** Begin Supplied data **

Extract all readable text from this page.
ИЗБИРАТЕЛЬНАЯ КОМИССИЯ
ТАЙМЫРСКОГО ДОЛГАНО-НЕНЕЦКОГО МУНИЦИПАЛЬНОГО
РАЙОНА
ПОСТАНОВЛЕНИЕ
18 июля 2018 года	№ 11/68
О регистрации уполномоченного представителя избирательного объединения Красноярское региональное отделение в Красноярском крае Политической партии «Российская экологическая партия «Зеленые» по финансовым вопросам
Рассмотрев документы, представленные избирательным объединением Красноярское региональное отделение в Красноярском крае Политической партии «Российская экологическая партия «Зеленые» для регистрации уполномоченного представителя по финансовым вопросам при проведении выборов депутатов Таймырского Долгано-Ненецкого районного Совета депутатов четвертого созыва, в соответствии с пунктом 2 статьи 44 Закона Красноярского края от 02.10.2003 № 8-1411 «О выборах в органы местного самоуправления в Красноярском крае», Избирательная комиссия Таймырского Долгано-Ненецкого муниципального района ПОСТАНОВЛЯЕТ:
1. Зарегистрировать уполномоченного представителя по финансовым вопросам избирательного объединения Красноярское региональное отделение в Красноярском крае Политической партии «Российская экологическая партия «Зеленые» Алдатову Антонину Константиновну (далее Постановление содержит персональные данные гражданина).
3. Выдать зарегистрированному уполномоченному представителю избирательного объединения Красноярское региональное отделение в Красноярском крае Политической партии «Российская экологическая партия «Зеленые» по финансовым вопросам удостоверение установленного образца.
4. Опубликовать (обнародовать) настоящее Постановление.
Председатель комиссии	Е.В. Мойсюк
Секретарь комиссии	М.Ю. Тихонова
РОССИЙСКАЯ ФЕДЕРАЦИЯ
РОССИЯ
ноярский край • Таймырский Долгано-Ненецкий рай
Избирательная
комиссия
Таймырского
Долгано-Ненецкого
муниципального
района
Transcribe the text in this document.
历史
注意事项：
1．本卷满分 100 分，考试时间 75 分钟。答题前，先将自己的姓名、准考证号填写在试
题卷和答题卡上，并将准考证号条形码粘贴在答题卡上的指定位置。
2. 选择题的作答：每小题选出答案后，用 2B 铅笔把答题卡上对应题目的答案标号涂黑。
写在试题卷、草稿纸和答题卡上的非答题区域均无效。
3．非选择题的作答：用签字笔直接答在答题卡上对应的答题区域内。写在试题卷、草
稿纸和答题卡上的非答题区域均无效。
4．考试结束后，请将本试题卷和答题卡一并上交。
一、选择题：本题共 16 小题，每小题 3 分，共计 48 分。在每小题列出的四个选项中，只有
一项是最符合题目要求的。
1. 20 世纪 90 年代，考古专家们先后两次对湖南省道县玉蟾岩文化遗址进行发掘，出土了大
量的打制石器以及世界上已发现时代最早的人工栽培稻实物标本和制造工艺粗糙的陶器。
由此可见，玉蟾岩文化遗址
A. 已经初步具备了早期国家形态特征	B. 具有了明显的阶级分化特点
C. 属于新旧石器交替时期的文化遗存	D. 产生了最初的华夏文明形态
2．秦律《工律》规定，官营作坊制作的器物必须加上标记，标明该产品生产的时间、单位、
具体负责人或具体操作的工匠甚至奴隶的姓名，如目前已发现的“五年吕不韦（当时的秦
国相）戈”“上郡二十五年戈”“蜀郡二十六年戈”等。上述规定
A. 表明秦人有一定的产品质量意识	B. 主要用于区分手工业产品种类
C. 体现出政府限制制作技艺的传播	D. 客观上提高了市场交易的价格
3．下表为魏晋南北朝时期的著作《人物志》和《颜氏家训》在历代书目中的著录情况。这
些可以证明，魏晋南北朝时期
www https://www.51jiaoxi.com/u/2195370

** End Supplied data **

§ **The task**
Starting with the line that contains "Transcribe the text in this document.", print each line through the last one in the listing. Include both end lines and add nothing.

§ **Answer to the exercise**
Transcribe the text in this document.
历史
注意事项：
1．本卷满分 100 分，考试时间 75 分钟。答题前，先将自己的姓名、准考证号填写在试
题卷和答题卡上，并将准考证号条形码粘贴在答题卡上的指定位置。
2. 选择题的作答：每小题选出答案后，用 2B 铅笔把答题卡上对应题目的答案标号涂黑。
写在试题卷、草稿纸和答题卡上的非答题区域均无效。
3．非选择题的作答：用签字笔直接答在答题卡上对应的答题区域内。写在试题卷、草
稿纸和答题卡上的非答题区域均无效。
4．考试结束后，请将本试题卷和答题卡一并上交。
一、选择题：本题共 16 小题，每小题 3 分，共计 48 分。在每小题列出的四个选项中，只有
一项是最符合题目要求的。
1. 20 世纪 90 年代，考古专家们先后两次对湖南省道县玉蟾岩文化遗址进行发掘，出土了大
量的打制石器以及世界上已发现时代最早的人工栽培稻实物标本和制造工艺粗糙的陶器。
由此可见，玉蟾岩文化遗址
A. 已经初步具备了早期国家形态特征	B. 具有了明显的阶级分化特点
C. 属于新旧石器交替时期的文化遗存	D. 产生了最初的华夏文明形态
2．秦律《工律》规定，官营作坊制作的器物必须加上标记，标明该产品生产的时间、单位、
具体负责人或具体操作的工匠甚至奴隶的姓名，如目前已发现的“五年吕不韦（当时的秦
国相）戈”“上郡二十五年戈”“蜀郡二十六年戈”等。上述规定
A. 表明秦人有一定的产品质量意识	B. 主要用于区分手工业产品种类
C. 体现出政府限制制作技艺的传播	D. 客观上提高了市场交易的价格
3．下表为魏晋南北朝时期的著作《人物志》和《颜氏家训》在历代书目中的著录情况。这
些可以证明，魏晋南北朝时期
www https://www.51jiaoxi.com/u/2195370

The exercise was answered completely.